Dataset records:
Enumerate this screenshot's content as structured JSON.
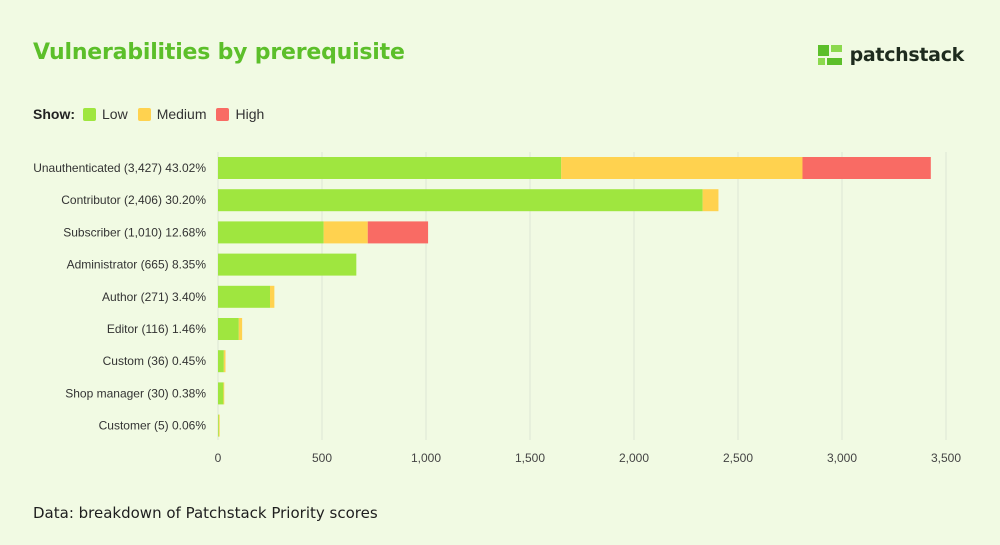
{
  "title": "Vulnerabilities by prerequisite",
  "brand": {
    "name": "patchstack",
    "icon": "patchstack-logo-icon"
  },
  "legend": {
    "show_label": "Show:",
    "items": [
      {
        "label": "Low",
        "color": "#9fe63f"
      },
      {
        "label": "Medium",
        "color": "#ffd24f"
      },
      {
        "label": "High",
        "color": "#f96b64"
      }
    ]
  },
  "footer": "Data: breakdown of Patchstack Priority scores",
  "colors": {
    "accent": "#5cbf2a",
    "background": "#f1fae3",
    "grid": "#dde5d4"
  },
  "chart_data": {
    "type": "bar",
    "orientation": "horizontal",
    "stacked": true,
    "categories": [
      "Unauthenticated (3,427) 43.02%",
      "Contributor (2,406) 30.20%",
      "Subscriber (1,010) 12.68%",
      "Administrator (665) 8.35%",
      "Author (271) 3.40%",
      "Editor (116) 1.46%",
      "Custom (36) 0.45%",
      "Shop manager (30) 0.38%",
      "Customer (5) 0.06%"
    ],
    "series": [
      {
        "name": "Low",
        "color": "#9fe63f",
        "values": [
          1650,
          2330,
          508,
          665,
          250,
          100,
          28,
          26,
          4
        ]
      },
      {
        "name": "Medium",
        "color": "#ffd24f",
        "values": [
          1160,
          76,
          212,
          0,
          21,
          16,
          8,
          4,
          1
        ]
      },
      {
        "name": "High",
        "color": "#f96b64",
        "values": [
          617,
          0,
          290,
          0,
          0,
          0,
          0,
          0,
          0
        ]
      }
    ],
    "xticks": [
      "0",
      "500",
      "1,000",
      "1,500",
      "2,000",
      "2,500",
      "3,000",
      "3,500"
    ],
    "xtick_values": [
      0,
      500,
      1000,
      1500,
      2000,
      2500,
      3000,
      3500
    ],
    "xlim": [
      0,
      3500
    ],
    "grid": true,
    "legend_position": "top-left"
  }
}
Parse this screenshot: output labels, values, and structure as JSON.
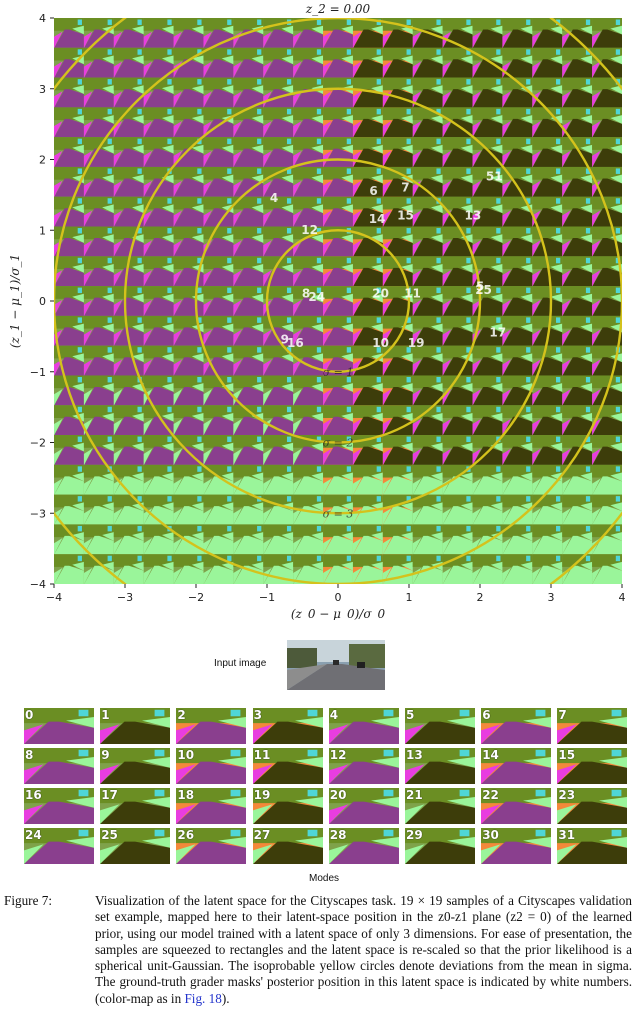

WHAT THE EXERCISE ASKS: Look through the entries above; copy each line where the string "name" appears.

TASK OUTPUT:
    "name": "patchstack",
        "name": "Low",
        "name": "Medium",
        "name": "High",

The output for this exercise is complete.